----- Information shown

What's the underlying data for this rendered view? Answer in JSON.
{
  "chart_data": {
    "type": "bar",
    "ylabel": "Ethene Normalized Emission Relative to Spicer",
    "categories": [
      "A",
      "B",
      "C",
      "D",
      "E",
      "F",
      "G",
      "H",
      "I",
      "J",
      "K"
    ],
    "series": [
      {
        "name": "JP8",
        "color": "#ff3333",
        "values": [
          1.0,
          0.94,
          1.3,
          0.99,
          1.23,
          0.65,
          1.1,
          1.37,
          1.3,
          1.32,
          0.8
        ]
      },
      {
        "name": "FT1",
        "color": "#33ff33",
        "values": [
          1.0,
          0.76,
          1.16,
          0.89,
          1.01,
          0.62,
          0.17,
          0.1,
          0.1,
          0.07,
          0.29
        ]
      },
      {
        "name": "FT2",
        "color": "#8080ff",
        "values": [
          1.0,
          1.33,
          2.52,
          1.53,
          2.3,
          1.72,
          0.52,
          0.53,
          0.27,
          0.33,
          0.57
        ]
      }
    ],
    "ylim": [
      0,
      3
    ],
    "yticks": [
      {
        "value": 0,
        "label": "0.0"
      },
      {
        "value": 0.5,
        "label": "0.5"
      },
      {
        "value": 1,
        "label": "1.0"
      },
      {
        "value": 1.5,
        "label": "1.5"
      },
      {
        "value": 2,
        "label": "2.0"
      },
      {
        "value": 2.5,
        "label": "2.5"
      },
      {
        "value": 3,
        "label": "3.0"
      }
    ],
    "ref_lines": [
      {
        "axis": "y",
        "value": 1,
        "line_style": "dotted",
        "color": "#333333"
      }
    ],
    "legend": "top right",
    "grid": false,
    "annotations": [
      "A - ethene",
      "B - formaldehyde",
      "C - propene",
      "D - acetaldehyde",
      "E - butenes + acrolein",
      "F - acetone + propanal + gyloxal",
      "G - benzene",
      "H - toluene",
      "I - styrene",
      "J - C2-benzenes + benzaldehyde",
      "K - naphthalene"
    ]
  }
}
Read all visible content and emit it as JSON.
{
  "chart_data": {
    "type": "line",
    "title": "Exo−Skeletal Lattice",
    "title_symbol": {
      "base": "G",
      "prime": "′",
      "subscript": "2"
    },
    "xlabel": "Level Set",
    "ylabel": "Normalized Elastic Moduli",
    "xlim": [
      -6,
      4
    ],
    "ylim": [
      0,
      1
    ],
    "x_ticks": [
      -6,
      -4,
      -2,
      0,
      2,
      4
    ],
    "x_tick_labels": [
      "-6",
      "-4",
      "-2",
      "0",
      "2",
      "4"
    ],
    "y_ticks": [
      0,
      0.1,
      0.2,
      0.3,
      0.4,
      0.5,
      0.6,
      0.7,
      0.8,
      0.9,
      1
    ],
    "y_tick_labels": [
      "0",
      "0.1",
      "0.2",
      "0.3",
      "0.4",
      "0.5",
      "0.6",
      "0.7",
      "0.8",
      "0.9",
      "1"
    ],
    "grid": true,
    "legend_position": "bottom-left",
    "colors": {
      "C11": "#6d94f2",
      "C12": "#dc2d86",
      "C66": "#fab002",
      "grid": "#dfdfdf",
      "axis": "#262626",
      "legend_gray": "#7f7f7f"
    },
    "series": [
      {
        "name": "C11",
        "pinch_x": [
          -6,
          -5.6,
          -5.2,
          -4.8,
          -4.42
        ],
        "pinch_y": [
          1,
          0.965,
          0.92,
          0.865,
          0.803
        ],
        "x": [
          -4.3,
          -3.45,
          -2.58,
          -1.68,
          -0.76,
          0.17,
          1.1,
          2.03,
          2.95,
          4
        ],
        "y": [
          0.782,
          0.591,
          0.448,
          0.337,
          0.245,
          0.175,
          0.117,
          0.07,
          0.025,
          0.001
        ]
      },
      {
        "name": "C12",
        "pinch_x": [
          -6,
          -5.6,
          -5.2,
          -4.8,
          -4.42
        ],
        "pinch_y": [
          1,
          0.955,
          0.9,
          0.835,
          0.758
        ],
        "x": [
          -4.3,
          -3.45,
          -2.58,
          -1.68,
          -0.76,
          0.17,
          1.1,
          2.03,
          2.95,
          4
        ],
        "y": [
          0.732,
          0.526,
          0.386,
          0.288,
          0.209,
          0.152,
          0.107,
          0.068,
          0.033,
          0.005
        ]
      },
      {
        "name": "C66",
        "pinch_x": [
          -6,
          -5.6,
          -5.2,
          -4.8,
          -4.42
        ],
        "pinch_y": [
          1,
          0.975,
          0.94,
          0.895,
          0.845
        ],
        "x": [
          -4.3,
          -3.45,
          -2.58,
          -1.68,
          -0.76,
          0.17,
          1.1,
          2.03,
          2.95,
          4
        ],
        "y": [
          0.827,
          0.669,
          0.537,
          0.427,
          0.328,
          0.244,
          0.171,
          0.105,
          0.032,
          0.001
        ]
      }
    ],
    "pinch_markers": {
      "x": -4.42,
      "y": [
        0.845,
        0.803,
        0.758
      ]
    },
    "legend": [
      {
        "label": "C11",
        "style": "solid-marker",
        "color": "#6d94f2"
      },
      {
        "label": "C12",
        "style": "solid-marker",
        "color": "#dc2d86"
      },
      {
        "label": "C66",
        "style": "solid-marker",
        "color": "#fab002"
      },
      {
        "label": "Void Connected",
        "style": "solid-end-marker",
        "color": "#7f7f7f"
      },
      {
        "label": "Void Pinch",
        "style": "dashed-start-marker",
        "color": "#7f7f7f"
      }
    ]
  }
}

----------

Extract the listing in its entirety, matching it exactly.

What's the underlying data for this rendered view? Answer in JSON.
{
  "chart_data": {
    "type": "bar",
    "ylabel": "Ethene Normalized Emission Relative to Spicer",
    "categories": [
      "A",
      "B",
      "C",
      "D",
      "E",
      "F",
      "G",
      "H",
      "I",
      "J",
      "K"
    ],
    "series": [
      {
        "name": "JP8",
        "color": "#ff3333",
        "values": [
          1.0,
          0.94,
          1.3,
          0.99,
          1.23,
          0.65,
          1.1,
          1.37,
          1.3,
          1.32,
          0.8
        ]
      },
      {
        "name": "FT1",
        "color": "#33ff33",
        "values": [
          1.0,
          0.76,
          1.16,
          0.89,
          1.01,
          0.62,
          0.17,
          0.1,
          0.1,
          0.07,
          0.29
        ]
      },
      {
        "name": "FT2",
        "color": "#8080ff",
        "values": [
          1.0,
          1.33,
          2.52,
          1.53,
          2.3,
          1.72,
          0.52,
          0.53,
          0.27,
          0.33,
          0.57
        ]
      }
    ],
    "ylim": [
      0,
      3
    ],
    "yticks": [
      {
        "value": 0,
        "label": "0.0"
      },
      {
        "value": 0.5,
        "label": "0.5"
      },
      {
        "value": 1,
        "label": "1.0"
      },
      {
        "value": 1.5,
        "label": "1.5"
      },
      {
        "value": 2,
        "label": "2.0"
      },
      {
        "value": 2.5,
        "label": "2.5"
      },
      {
        "value": 3,
        "label": "3.0"
      }
    ],
    "ref_lines": [
      {
        "axis": "y",
        "value": 1,
        "line_style": "dotted",
        "color": "#333333"
      }
    ],
    "legend": "top right",
    "grid": false,
    "annotations": [
      "A - ethene",
      "B - formaldehyde",
      "C - propene",
      "D - acetaldehyde",
      "E - butenes + acrolein",
      "F - acetone + propanal + gyloxal",
      "G - benzene",
      "H - toluene",
      "I - styrene",
      "J - C2-benzenes + benzaldehyde",
      "K - naphthalene"
    ]
  }
}
Read all visible content and emit it as JSON.
{
  "chart_data": {
    "type": "line",
    "title": "Exo−Skeletal Lattice",
    "title_symbol": {
      "base": "G",
      "prime": "′",
      "subscript": "2"
    },
    "xlabel": "Level Set",
    "ylabel": "Normalized Elastic Moduli",
    "xlim": [
      -6,
      4
    ],
    "ylim": [
      0,
      1
    ],
    "x_ticks": [
      -6,
      -4,
      -2,
      0,
      2,
      4
    ],
    "x_tick_labels": [
      "-6",
      "-4",
      "-2",
      "0",
      "2",
      "4"
    ],
    "y_ticks": [
      0,
      0.1,
      0.2,
      0.3,
      0.4,
      0.5,
      0.6,
      0.7,
      0.8,
      0.9,
      1
    ],
    "y_tick_labels": [
      "0",
      "0.1",
      "0.2",
      "0.3",
      "0.4",
      "0.5",
      "0.6",
      "0.7",
      "0.8",
      "0.9",
      "1"
    ],
    "grid": true,
    "legend_position": "bottom-left",
    "colors": {
      "C11": "#6d94f2",
      "C12": "#dc2d86",
      "C66": "#fab002",
      "grid": "#dfdfdf",
      "axis": "#262626",
      "legend_gray": "#7f7f7f"
    },
    "series": [
      {
        "name": "C11",
        "pinch_x": [
          -6,
          -5.6,
          -5.2,
          -4.8,
          -4.42
        ],
        "pinch_y": [
          1,
          0.965,
          0.92,
          0.865,
          0.803
        ],
        "x": [
          -4.3,
          -3.45,
          -2.58,
          -1.68,
          -0.76,
          0.17,
          1.1,
          2.03,
          2.95,
          4
        ],
        "y": [
          0.782,
          0.591,
          0.448,
          0.337,
          0.245,
          0.175,
          0.117,
          0.07,
          0.025,
          0.001
        ]
      },
      {
        "name": "C12",
        "pinch_x": [
          -6,
          -5.6,
          -5.2,
          -4.8,
          -4.42
        ],
        "pinch_y": [
          1,
          0.955,
          0.9,
          0.835,
          0.758
        ],
        "x": [
          -4.3,
          -3.45,
          -2.58,
          -1.68,
          -0.76,
          0.17,
          1.1,
          2.03,
          2.95,
          4
        ],
        "y": [
          0.732,
          0.526,
          0.386,
          0.288,
          0.209,
          0.152,
          0.107,
          0.068,
          0.033,
          0.005
        ]
      },
      {
        "name": "C66",
        "pinch_x": [
          -6,
          -5.6,
          -5.2,
          -4.8,
          -4.42
        ],
        "pinch_y": [
          1,
          0.975,
          0.94,
          0.895,
          0.845
        ],
        "x": [
          -4.3,
          -3.45,
          -2.58,
          -1.68,
          -0.76,
          0.17,
          1.1,
          2.03,
          2.95,
          4
        ],
        "y": [
          0.827,
          0.669,
          0.537,
          0.427,
          0.328,
          0.244,
          0.171,
          0.105,
          0.032,
          0.001
        ]
      }
    ],
    "pinch_markers": {
      "x": -4.42,
      "y": [
        0.845,
        0.803,
        0.758
      ]
    },
    "legend": [
      {
        "label": "C11",
        "style": "solid-marker",
        "color": "#6d94f2"
      },
      {
        "label": "C12",
        "style": "solid-marker",
        "color": "#dc2d86"
      },
      {
        "label": "C66",
        "style": "solid-marker",
        "color": "#fab002"
      },
      {
        "label": "Void Connected",
        "style": "solid-end-marker",
        "color": "#7f7f7f"
      },
      {
        "label": "Void Pinch",
        "style": "dashed-start-marker",
        "color": "#7f7f7f"
      }
    ]
  }
}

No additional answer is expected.